Description of the task:
Locate the string "Follow" in the records below. Copy every line where it occurs.

── Dataset excerpts

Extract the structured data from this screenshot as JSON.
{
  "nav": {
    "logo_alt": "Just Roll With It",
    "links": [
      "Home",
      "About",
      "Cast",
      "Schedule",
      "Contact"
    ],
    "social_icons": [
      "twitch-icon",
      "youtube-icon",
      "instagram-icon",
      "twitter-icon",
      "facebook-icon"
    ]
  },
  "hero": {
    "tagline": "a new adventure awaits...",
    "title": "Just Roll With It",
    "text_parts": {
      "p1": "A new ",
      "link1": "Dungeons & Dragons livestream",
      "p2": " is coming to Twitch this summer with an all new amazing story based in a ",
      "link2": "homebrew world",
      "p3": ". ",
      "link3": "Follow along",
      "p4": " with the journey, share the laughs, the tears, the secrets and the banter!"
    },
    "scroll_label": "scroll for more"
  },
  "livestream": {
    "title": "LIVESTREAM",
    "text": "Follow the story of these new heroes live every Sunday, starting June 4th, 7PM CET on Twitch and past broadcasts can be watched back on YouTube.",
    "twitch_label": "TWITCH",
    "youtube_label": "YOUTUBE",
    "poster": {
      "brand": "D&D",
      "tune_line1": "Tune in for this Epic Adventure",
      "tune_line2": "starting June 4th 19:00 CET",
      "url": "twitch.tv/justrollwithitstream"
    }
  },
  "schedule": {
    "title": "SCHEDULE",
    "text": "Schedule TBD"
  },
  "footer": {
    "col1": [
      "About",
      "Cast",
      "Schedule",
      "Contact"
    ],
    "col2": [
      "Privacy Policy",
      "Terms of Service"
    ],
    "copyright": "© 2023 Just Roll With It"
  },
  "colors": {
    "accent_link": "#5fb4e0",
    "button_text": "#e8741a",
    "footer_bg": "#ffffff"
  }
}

────

Answer to the problem:
      "link3": "Follow along",
    "text": "Follow the story of these new heroes live every Sunday, starting June 4th, 7PM CET on Twitch and past broadcasts can be watched back on YouTube.",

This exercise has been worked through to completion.